* WHAT THIS TASK INVOLVES:
Transcribe the listing exactly, leaving out every picture.

* DATASET ENTRIES:
** BEGIN **
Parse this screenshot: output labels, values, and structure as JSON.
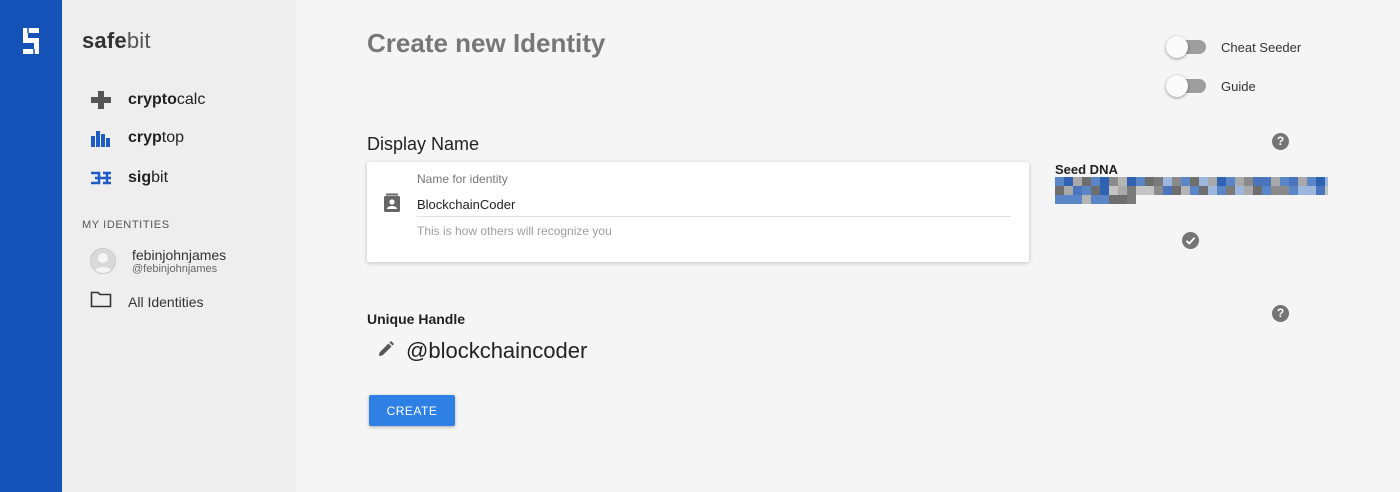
{
  "brand": {
    "bold": "safe",
    "regular": "bit"
  },
  "apps": [
    {
      "bold": "crypto",
      "regular": "calc",
      "icon": "plus-icon"
    },
    {
      "bold": "cryp",
      "regular": "top",
      "icon": "bar-chart-icon"
    },
    {
      "bold": "sig",
      "regular": "bit",
      "icon": "signal-icon"
    }
  ],
  "identities": {
    "section_title": "MY IDENTITIES",
    "items": [
      {
        "name": "febinjohnjames",
        "handle": "@febinjohnjames"
      }
    ],
    "all_label": "All Identities"
  },
  "page": {
    "title": "Create new Identity"
  },
  "toggles": [
    {
      "label": "Cheat Seeder",
      "on": false
    },
    {
      "label": "Guide",
      "on": false
    }
  ],
  "display_name": {
    "section_title": "Display Name",
    "field_label": "Name for identity",
    "value": "BlockchainCoder",
    "hint": "This is how others will recognize you"
  },
  "seed": {
    "title": "Seed DNA"
  },
  "handle": {
    "title": "Unique Handle",
    "value": "@blockchaincoder"
  },
  "create_button": {
    "label": "CREATE"
  },
  "colors": {
    "rail": "#1452b8",
    "button": "#2f80e4",
    "sidebar": "#eeeeee",
    "background": "#f5f5f5"
  }
}
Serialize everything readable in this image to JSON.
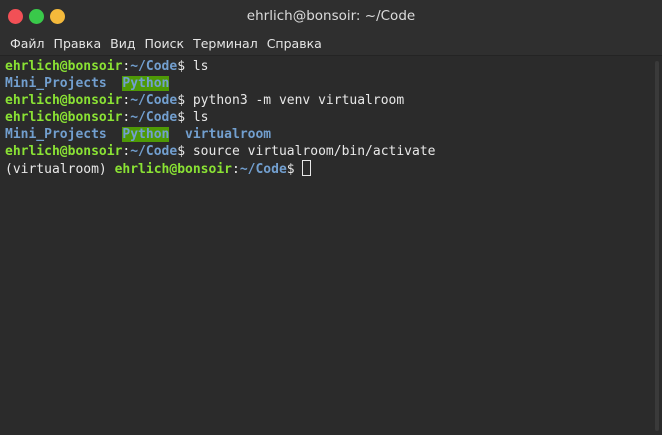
{
  "window": {
    "title": "ehrlich@bonsoir: ~/Code",
    "controls": {
      "close_color": "#f25056",
      "minimize_color": "#39c94a",
      "maximize_color": "#f4b93b"
    }
  },
  "menu": {
    "items": [
      "Файл",
      "Правка",
      "Вид",
      "Поиск",
      "Терминал",
      "Справка"
    ]
  },
  "terminal": {
    "colors": {
      "user": "#8ae234",
      "path": "#729fcf",
      "dir_highlight_bg": "#4e9a06",
      "text": "#e8e8e8",
      "background": "#2b2b2b"
    },
    "prompt_user": "ehrlich@bonsoir",
    "prompt_sep": ":",
    "prompt_path": "~/Code",
    "prompt_dollar": "$",
    "lines": {
      "l1_cmd": " ls",
      "l2_dir1": "Mini_Projects",
      "l2_dir2": "Python",
      "l3_cmd": " python3 -m venv virtualroom",
      "l4_cmd": " ls",
      "l5_dir1": "Mini_Projects",
      "l5_dir2": "Python",
      "l5_dir3": "virtualroom",
      "l6_cmd": " source virtualroom/bin/activate",
      "l7_venv": "(virtualroom) "
    }
  }
}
** END **
* TASK ANSWER:
Parse this screenshot: output labels, values, and structure as JSON.
{
  "brand": {
    "bold": "safe",
    "regular": "bit"
  },
  "apps": [
    {
      "bold": "crypto",
      "regular": "calc",
      "icon": "plus-icon"
    },
    {
      "bold": "cryp",
      "regular": "top",
      "icon": "bar-chart-icon"
    },
    {
      "bold": "sig",
      "regular": "bit",
      "icon": "signal-icon"
    }
  ],
  "identities": {
    "section_title": "MY IDENTITIES",
    "items": [
      {
        "name": "febinjohnjames",
        "handle": "@febinjohnjames"
      }
    ],
    "all_label": "All Identities"
  },
  "page": {
    "title": "Create new Identity"
  },
  "toggles": [
    {
      "label": "Cheat Seeder",
      "on": false
    },
    {
      "label": "Guide",
      "on": false
    }
  ],
  "display_name": {
    "section_title": "Display Name",
    "field_label": "Name for identity",
    "value": "BlockchainCoder",
    "hint": "This is how others will recognize you"
  },
  "seed": {
    "title": "Seed DNA"
  },
  "handle": {
    "title": "Unique Handle",
    "value": "@blockchaincoder"
  },
  "create_button": {
    "label": "CREATE"
  },
  "colors": {
    "rail": "#1452b8",
    "button": "#2f80e4",
    "sidebar": "#eeeeee",
    "background": "#f5f5f5"
  }
}
Serialize everything readable in this image to JSON.
{
  "window": {
    "title": "ehrlich@bonsoir: ~/Code",
    "controls": {
      "close_color": "#f25056",
      "minimize_color": "#39c94a",
      "maximize_color": "#f4b93b"
    }
  },
  "menu": {
    "items": [
      "Файл",
      "Правка",
      "Вид",
      "Поиск",
      "Терминал",
      "Справка"
    ]
  },
  "terminal": {
    "colors": {
      "user": "#8ae234",
      "path": "#729fcf",
      "dir_highlight_bg": "#4e9a06",
      "text": "#e8e8e8",
      "background": "#2b2b2b"
    },
    "prompt_user": "ehrlich@bonsoir",
    "prompt_sep": ":",
    "prompt_path": "~/Code",
    "prompt_dollar": "$",
    "lines": {
      "l1_cmd": " ls",
      "l2_dir1": "Mini_Projects",
      "l2_dir2": "Python",
      "l3_cmd": " python3 -m venv virtualroom",
      "l4_cmd": " ls",
      "l5_dir1": "Mini_Projects",
      "l5_dir2": "Python",
      "l5_dir3": "virtualroom",
      "l6_cmd": " source virtualroom/bin/activate",
      "l7_venv": "(virtualroom) "
    }
  }
}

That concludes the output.